- _Material for this task_:

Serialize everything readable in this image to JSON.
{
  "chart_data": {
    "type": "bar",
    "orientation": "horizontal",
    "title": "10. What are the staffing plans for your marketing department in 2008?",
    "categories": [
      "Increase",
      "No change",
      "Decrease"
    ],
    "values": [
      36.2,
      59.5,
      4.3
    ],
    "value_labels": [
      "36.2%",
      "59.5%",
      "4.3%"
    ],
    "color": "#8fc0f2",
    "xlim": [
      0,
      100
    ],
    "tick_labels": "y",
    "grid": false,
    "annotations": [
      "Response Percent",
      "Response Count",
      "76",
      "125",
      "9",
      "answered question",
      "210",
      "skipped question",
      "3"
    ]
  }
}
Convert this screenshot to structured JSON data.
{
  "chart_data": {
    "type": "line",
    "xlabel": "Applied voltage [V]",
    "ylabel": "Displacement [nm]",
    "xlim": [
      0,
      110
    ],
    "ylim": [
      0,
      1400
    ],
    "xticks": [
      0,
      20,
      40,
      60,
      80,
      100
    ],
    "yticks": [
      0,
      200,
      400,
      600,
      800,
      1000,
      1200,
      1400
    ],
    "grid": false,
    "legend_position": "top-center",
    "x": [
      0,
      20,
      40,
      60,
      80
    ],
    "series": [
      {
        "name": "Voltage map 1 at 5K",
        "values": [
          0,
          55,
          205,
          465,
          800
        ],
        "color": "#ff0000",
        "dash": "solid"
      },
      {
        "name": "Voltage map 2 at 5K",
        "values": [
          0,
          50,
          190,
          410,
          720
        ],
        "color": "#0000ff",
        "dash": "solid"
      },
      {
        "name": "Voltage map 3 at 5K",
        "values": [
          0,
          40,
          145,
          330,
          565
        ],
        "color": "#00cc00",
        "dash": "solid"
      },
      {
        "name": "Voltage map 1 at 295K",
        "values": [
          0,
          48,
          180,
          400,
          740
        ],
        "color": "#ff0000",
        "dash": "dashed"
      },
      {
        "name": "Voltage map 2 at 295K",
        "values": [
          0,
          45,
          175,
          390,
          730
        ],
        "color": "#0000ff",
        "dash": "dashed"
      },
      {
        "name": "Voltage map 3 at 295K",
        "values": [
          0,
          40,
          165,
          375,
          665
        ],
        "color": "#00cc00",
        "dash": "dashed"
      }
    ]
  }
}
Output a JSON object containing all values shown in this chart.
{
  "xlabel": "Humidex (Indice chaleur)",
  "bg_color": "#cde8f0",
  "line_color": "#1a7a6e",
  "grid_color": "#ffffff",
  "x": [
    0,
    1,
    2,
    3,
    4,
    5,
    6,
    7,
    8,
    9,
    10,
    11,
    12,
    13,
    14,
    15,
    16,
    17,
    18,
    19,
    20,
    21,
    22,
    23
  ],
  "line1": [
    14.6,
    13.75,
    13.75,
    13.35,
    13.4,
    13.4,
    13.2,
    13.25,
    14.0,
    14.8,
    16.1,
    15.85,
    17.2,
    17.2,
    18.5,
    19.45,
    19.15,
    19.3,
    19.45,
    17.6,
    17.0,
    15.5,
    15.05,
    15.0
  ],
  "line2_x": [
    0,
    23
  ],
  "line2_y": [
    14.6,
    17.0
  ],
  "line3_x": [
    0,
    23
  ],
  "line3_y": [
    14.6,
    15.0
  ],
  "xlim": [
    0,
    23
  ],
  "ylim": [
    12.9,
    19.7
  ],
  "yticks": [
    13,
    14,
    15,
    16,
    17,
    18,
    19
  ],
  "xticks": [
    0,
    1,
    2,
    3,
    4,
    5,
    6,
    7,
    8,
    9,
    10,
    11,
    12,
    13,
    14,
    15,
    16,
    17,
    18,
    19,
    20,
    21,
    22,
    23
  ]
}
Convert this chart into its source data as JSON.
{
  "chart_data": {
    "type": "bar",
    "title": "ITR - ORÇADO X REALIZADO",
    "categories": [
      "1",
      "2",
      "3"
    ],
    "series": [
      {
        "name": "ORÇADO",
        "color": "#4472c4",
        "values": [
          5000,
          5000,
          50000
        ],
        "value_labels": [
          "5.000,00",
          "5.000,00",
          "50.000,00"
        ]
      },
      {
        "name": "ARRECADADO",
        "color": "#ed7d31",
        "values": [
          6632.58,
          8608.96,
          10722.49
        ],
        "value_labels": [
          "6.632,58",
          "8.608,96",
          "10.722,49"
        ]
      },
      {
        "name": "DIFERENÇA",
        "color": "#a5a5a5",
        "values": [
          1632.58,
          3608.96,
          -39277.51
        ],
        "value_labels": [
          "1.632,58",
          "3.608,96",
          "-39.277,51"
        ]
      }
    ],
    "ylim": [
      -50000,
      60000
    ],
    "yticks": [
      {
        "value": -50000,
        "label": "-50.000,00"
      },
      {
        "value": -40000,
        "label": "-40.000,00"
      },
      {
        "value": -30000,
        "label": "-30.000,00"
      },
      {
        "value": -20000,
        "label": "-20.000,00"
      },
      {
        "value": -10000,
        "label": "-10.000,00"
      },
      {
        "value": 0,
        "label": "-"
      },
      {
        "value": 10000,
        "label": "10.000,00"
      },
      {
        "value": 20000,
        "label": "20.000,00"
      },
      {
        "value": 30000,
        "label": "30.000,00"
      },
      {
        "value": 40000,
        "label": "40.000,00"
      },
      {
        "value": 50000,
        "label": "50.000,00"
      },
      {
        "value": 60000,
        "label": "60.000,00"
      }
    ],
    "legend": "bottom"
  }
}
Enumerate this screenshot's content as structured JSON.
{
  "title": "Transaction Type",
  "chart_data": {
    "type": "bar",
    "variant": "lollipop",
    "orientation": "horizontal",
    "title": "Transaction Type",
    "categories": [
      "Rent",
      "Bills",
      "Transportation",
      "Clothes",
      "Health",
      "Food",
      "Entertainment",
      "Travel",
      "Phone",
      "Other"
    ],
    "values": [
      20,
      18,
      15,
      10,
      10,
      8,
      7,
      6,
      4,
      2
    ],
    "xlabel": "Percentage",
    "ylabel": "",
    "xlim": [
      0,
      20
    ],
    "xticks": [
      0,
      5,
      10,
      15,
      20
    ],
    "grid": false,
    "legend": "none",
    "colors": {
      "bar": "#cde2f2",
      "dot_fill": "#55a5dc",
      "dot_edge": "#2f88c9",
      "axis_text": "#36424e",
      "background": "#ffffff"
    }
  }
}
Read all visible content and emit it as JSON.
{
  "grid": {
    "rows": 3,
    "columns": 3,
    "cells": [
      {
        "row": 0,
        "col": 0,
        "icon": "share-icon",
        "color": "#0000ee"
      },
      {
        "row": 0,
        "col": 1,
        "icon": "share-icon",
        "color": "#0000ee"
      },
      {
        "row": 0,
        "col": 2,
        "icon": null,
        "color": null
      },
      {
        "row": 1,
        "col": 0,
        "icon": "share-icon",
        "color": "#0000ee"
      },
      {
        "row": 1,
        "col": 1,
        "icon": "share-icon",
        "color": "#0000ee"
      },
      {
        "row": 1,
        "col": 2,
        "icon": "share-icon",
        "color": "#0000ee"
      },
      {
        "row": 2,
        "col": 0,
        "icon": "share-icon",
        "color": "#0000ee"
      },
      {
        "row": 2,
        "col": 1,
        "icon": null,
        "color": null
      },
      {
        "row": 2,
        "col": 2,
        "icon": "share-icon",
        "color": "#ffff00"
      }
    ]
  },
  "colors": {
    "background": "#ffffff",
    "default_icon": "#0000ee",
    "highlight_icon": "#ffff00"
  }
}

- _Work to complete_:
Reproduce all data above, unchanged.

- _Answer to the exercise_:
Serialize everything readable in this image to JSON.
{
  "chart_data": {
    "type": "bar",
    "orientation": "horizontal",
    "title": "10. What are the staffing plans for your marketing department in 2008?",
    "categories": [
      "Increase",
      "No change",
      "Decrease"
    ],
    "values": [
      36.2,
      59.5,
      4.3
    ],
    "value_labels": [
      "36.2%",
      "59.5%",
      "4.3%"
    ],
    "color": "#8fc0f2",
    "xlim": [
      0,
      100
    ],
    "tick_labels": "y",
    "grid": false,
    "annotations": [
      "Response Percent",
      "Response Count",
      "76",
      "125",
      "9",
      "answered question",
      "210",
      "skipped question",
      "3"
    ]
  }
}
Convert this screenshot to structured JSON data.
{
  "chart_data": {
    "type": "line",
    "xlabel": "Applied voltage [V]",
    "ylabel": "Displacement [nm]",
    "xlim": [
      0,
      110
    ],
    "ylim": [
      0,
      1400
    ],
    "xticks": [
      0,
      20,
      40,
      60,
      80,
      100
    ],
    "yticks": [
      0,
      200,
      400,
      600,
      800,
      1000,
      1200,
      1400
    ],
    "grid": false,
    "legend_position": "top-center",
    "x": [
      0,
      20,
      40,
      60,
      80
    ],
    "series": [
      {
        "name": "Voltage map 1 at 5K",
        "values": [
          0,
          55,
          205,
          465,
          800
        ],
        "color": "#ff0000",
        "dash": "solid"
      },
      {
        "name": "Voltage map 2 at 5K",
        "values": [
          0,
          50,
          190,
          410,
          720
        ],
        "color": "#0000ff",
        "dash": "solid"
      },
      {
        "name": "Voltage map 3 at 5K",
        "values": [
          0,
          40,
          145,
          330,
          565
        ],
        "color": "#00cc00",
        "dash": "solid"
      },
      {
        "name": "Voltage map 1 at 295K",
        "values": [
          0,
          48,
          180,
          400,
          740
        ],
        "color": "#ff0000",
        "dash": "dashed"
      },
      {
        "name": "Voltage map 2 at 295K",
        "values": [
          0,
          45,
          175,
          390,
          730
        ],
        "color": "#0000ff",
        "dash": "dashed"
      },
      {
        "name": "Voltage map 3 at 295K",
        "values": [
          0,
          40,
          165,
          375,
          665
        ],
        "color": "#00cc00",
        "dash": "dashed"
      }
    ]
  }
}
Output a JSON object containing all values shown in this chart.
{
  "xlabel": "Humidex (Indice chaleur)",
  "bg_color": "#cde8f0",
  "line_color": "#1a7a6e",
  "grid_color": "#ffffff",
  "x": [
    0,
    1,
    2,
    3,
    4,
    5,
    6,
    7,
    8,
    9,
    10,
    11,
    12,
    13,
    14,
    15,
    16,
    17,
    18,
    19,
    20,
    21,
    22,
    23
  ],
  "line1": [
    14.6,
    13.75,
    13.75,
    13.35,
    13.4,
    13.4,
    13.2,
    13.25,
    14.0,
    14.8,
    16.1,
    15.85,
    17.2,
    17.2,
    18.5,
    19.45,
    19.15,
    19.3,
    19.45,
    17.6,
    17.0,
    15.5,
    15.05,
    15.0
  ],
  "line2_x": [
    0,
    23
  ],
  "line2_y": [
    14.6,
    17.0
  ],
  "line3_x": [
    0,
    23
  ],
  "line3_y": [
    14.6,
    15.0
  ],
  "xlim": [
    0,
    23
  ],
  "ylim": [
    12.9,
    19.7
  ],
  "yticks": [
    13,
    14,
    15,
    16,
    17,
    18,
    19
  ],
  "xticks": [
    0,
    1,
    2,
    3,
    4,
    5,
    6,
    7,
    8,
    9,
    10,
    11,
    12,
    13,
    14,
    15,
    16,
    17,
    18,
    19,
    20,
    21,
    22,
    23
  ]
}
Convert this chart into its source data as JSON.
{
  "chart_data": {
    "type": "bar",
    "title": "ITR - ORÇADO X REALIZADO",
    "categories": [
      "1",
      "2",
      "3"
    ],
    "series": [
      {
        "name": "ORÇADO",
        "color": "#4472c4",
        "values": [
          5000,
          5000,
          50000
        ],
        "value_labels": [
          "5.000,00",
          "5.000,00",
          "50.000,00"
        ]
      },
      {
        "name": "ARRECADADO",
        "color": "#ed7d31",
        "values": [
          6632.58,
          8608.96,
          10722.49
        ],
        "value_labels": [
          "6.632,58",
          "8.608,96",
          "10.722,49"
        ]
      },
      {
        "name": "DIFERENÇA",
        "color": "#a5a5a5",
        "values": [
          1632.58,
          3608.96,
          -39277.51
        ],
        "value_labels": [
          "1.632,58",
          "3.608,96",
          "-39.277,51"
        ]
      }
    ],
    "ylim": [
      -50000,
      60000
    ],
    "yticks": [
      {
        "value": -50000,
        "label": "-50.000,00"
      },
      {
        "value": -40000,
        "label": "-40.000,00"
      },
      {
        "value": -30000,
        "label": "-30.000,00"
      },
      {
        "value": -20000,
        "label": "-20.000,00"
      },
      {
        "value": -10000,
        "label": "-10.000,00"
      },
      {
        "value": 0,
        "label": "-"
      },
      {
        "value": 10000,
        "label": "10.000,00"
      },
      {
        "value": 20000,
        "label": "20.000,00"
      },
      {
        "value": 30000,
        "label": "30.000,00"
      },
      {
        "value": 40000,
        "label": "40.000,00"
      },
      {
        "value": 50000,
        "label": "50.000,00"
      },
      {
        "value": 60000,
        "label": "60.000,00"
      }
    ],
    "legend": "bottom"
  }
}
Enumerate this screenshot's content as structured JSON.
{
  "title": "Transaction Type",
  "chart_data": {
    "type": "bar",
    "variant": "lollipop",
    "orientation": "horizontal",
    "title": "Transaction Type",
    "categories": [
      "Rent",
      "Bills",
      "Transportation",
      "Clothes",
      "Health",
      "Food",
      "Entertainment",
      "Travel",
      "Phone",
      "Other"
    ],
    "values": [
      20,
      18,
      15,
      10,
      10,
      8,
      7,
      6,
      4,
      2
    ],
    "xlabel": "Percentage",
    "ylabel": "",
    "xlim": [
      0,
      20
    ],
    "xticks": [
      0,
      5,
      10,
      15,
      20
    ],
    "grid": false,
    "legend": "none",
    "colors": {
      "bar": "#cde2f2",
      "dot_fill": "#55a5dc",
      "dot_edge": "#2f88c9",
      "axis_text": "#36424e",
      "background": "#ffffff"
    }
  }
}
Read all visible content and emit it as JSON.
{
  "grid": {
    "rows": 3,
    "columns": 3,
    "cells": [
      {
        "row": 0,
        "col": 0,
        "icon": "share-icon",
        "color": "#0000ee"
      },
      {
        "row": 0,
        "col": 1,
        "icon": "share-icon",
        "color": "#0000ee"
      },
      {
        "row": 0,
        "col": 2,
        "icon": null,
        "color": null
      },
      {
        "row": 1,
        "col": 0,
        "icon": "share-icon",
        "color": "#0000ee"
      },
      {
        "row": 1,
        "col": 1,
        "icon": "share-icon",
        "color": "#0000ee"
      },
      {
        "row": 1,
        "col": 2,
        "icon": "share-icon",
        "color": "#0000ee"
      },
      {
        "row": 2,
        "col": 0,
        "icon": "share-icon",
        "color": "#0000ee"
      },
      {
        "row": 2,
        "col": 1,
        "icon": null,
        "color": null
      },
      {
        "row": 2,
        "col": 2,
        "icon": "share-icon",
        "color": "#ffff00"
      }
    ]
  },
  "colors": {
    "background": "#ffffff",
    "default_icon": "#0000ee",
    "highlight_icon": "#ffff00"
  }
}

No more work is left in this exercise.